PROMPT:
Would you reproduce each line below exactly, leaving every picture out?

PROVIDED RECORDS:

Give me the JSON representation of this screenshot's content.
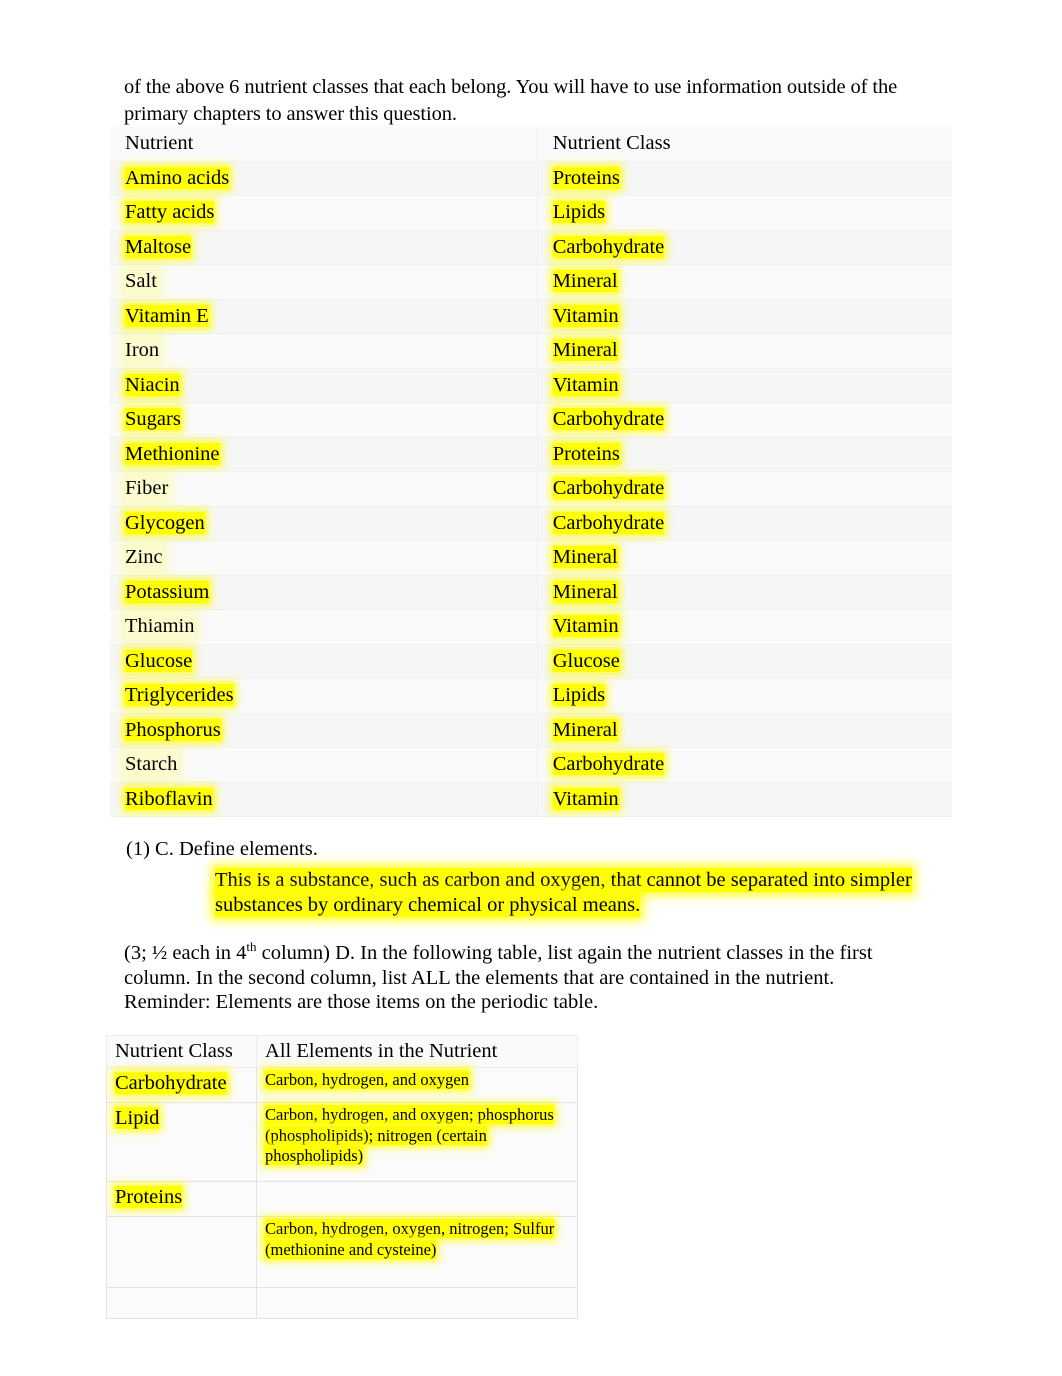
{
  "document": {
    "intro_paragraph": "of the above 6 nutrient classes that each belong. You will have to use information outside of the primary chapters to answer this question."
  },
  "nutrient_table": {
    "headers": [
      "Nutrient",
      "Nutrient Class"
    ],
    "rows": [
      {
        "nutrient": "Amino acids",
        "nutrient_class": "Proteins"
      },
      {
        "nutrient": "Fatty acids",
        "nutrient_class": "Lipids"
      },
      {
        "nutrient": "Maltose",
        "nutrient_class": "Carbohydrate"
      },
      {
        "nutrient": "Salt",
        "nutrient_class": "Mineral"
      },
      {
        "nutrient": "Vitamin E",
        "nutrient_class": "Vitamin"
      },
      {
        "nutrient": "Iron",
        "nutrient_class": "Mineral"
      },
      {
        "nutrient": "Niacin",
        "nutrient_class": "Vitamin"
      },
      {
        "nutrient": "Sugars",
        "nutrient_class": "Carbohydrate"
      },
      {
        "nutrient": "Methionine",
        "nutrient_class": "Proteins"
      },
      {
        "nutrient": "Fiber",
        "nutrient_class": "Carbohydrate"
      },
      {
        "nutrient": "Glycogen",
        "nutrient_class": "Carbohydrate"
      },
      {
        "nutrient": "Zinc",
        "nutrient_class": "Mineral"
      },
      {
        "nutrient": "Potassium",
        "nutrient_class": "Mineral"
      },
      {
        "nutrient": "Thiamin",
        "nutrient_class": "Vitamin"
      },
      {
        "nutrient": "Glucose",
        "nutrient_class": "Glucose"
      },
      {
        "nutrient": "Triglycerides",
        "nutrient_class": "Lipids"
      },
      {
        "nutrient": "Phosphorus",
        "nutrient_class": "Mineral"
      },
      {
        "nutrient": "Starch",
        "nutrient_class": "Carbohydrate"
      },
      {
        "nutrient": "Riboflavin",
        "nutrient_class": "Vitamin"
      }
    ]
  },
  "question_c": {
    "prompt": "(1) C. Define elements.",
    "answer_line1": "This is a substance, such as carbon and oxygen, that cannot be separated into simpler",
    "answer_line2": "substances by ordinary chemical or physical means."
  },
  "question_d": {
    "prefix": "(3; ½ each in 4",
    "superscript": "th",
    "body": " column) D. In the following table, list again the nutrient classes in the first column.  In the second column, list ALL the elements that are contained in the nutrient. Reminder: Elements are those items on the periodic table."
  },
  "elements_table": {
    "headers": [
      "Nutrient Class",
      "All Elements in the Nutrient"
    ],
    "rows": [
      {
        "nutrient_class": "Carbohydrate",
        "elements": "Carbon, hydrogen, and oxygen"
      },
      {
        "nutrient_class": "Lipid",
        "elements": "Carbon, hydrogen, and oxygen; phosphorus (phospholipids); nitrogen (certain phospholipids)"
      },
      {
        "nutrient_class": "Proteins",
        "elements": "Carbon, hydrogen, oxygen, nitrogen; Sulfur (methionine and cysteine)"
      }
    ]
  },
  "colors": {
    "highlight": "#ffff00",
    "text": "#000000",
    "page_background": "#ffffff",
    "table_background": "#fafafa",
    "table_border": "#e3e3e3"
  }
}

WRITTEN ANSWER:
Give me the JSON representation of this screenshot's content.
{
  "document": {
    "intro_paragraph": "of the above 6 nutrient classes that each belong. You will have to use information outside of the primary chapters to answer this question."
  },
  "nutrient_table": {
    "headers": [
      "Nutrient",
      "Nutrient Class"
    ],
    "rows": [
      {
        "nutrient": "Amino acids",
        "nutrient_class": "Proteins"
      },
      {
        "nutrient": "Fatty acids",
        "nutrient_class": "Lipids"
      },
      {
        "nutrient": "Maltose",
        "nutrient_class": "Carbohydrate"
      },
      {
        "nutrient": "Salt",
        "nutrient_class": "Mineral"
      },
      {
        "nutrient": "Vitamin E",
        "nutrient_class": "Vitamin"
      },
      {
        "nutrient": "Iron",
        "nutrient_class": "Mineral"
      },
      {
        "nutrient": "Niacin",
        "nutrient_class": "Vitamin"
      },
      {
        "nutrient": "Sugars",
        "nutrient_class": "Carbohydrate"
      },
      {
        "nutrient": "Methionine",
        "nutrient_class": "Proteins"
      },
      {
        "nutrient": "Fiber",
        "nutrient_class": "Carbohydrate"
      },
      {
        "nutrient": "Glycogen",
        "nutrient_class": "Carbohydrate"
      },
      {
        "nutrient": "Zinc",
        "nutrient_class": "Mineral"
      },
      {
        "nutrient": "Potassium",
        "nutrient_class": "Mineral"
      },
      {
        "nutrient": "Thiamin",
        "nutrient_class": "Vitamin"
      },
      {
        "nutrient": "Glucose",
        "nutrient_class": "Glucose"
      },
      {
        "nutrient": "Triglycerides",
        "nutrient_class": "Lipids"
      },
      {
        "nutrient": "Phosphorus",
        "nutrient_class": "Mineral"
      },
      {
        "nutrient": "Starch",
        "nutrient_class": "Carbohydrate"
      },
      {
        "nutrient": "Riboflavin",
        "nutrient_class": "Vitamin"
      }
    ]
  },
  "question_c": {
    "prompt": "(1) C. Define elements.",
    "answer_line1": "This is a substance, such as carbon and oxygen, that cannot be separated into simpler",
    "answer_line2": "substances by ordinary chemical or physical means."
  },
  "question_d": {
    "prefix": "(3; ½ each in 4",
    "superscript": "th",
    "body": " column) D. In the following table, list again the nutrient classes in the first column.  In the second column, list ALL the elements that are contained in the nutrient. Reminder: Elements are those items on the periodic table."
  },
  "elements_table": {
    "headers": [
      "Nutrient Class",
      "All Elements in the Nutrient"
    ],
    "rows": [
      {
        "nutrient_class": "Carbohydrate",
        "elements": "Carbon, hydrogen, and oxygen"
      },
      {
        "nutrient_class": "Lipid",
        "elements": "Carbon, hydrogen, and oxygen; phosphorus (phospholipids); nitrogen (certain phospholipids)"
      },
      {
        "nutrient_class": "Proteins",
        "elements": "Carbon, hydrogen, oxygen, nitrogen; Sulfur (methionine and cysteine)"
      }
    ]
  },
  "colors": {
    "highlight": "#ffff00",
    "text": "#000000",
    "page_background": "#ffffff",
    "table_background": "#fafafa",
    "table_border": "#e3e3e3"
  }
}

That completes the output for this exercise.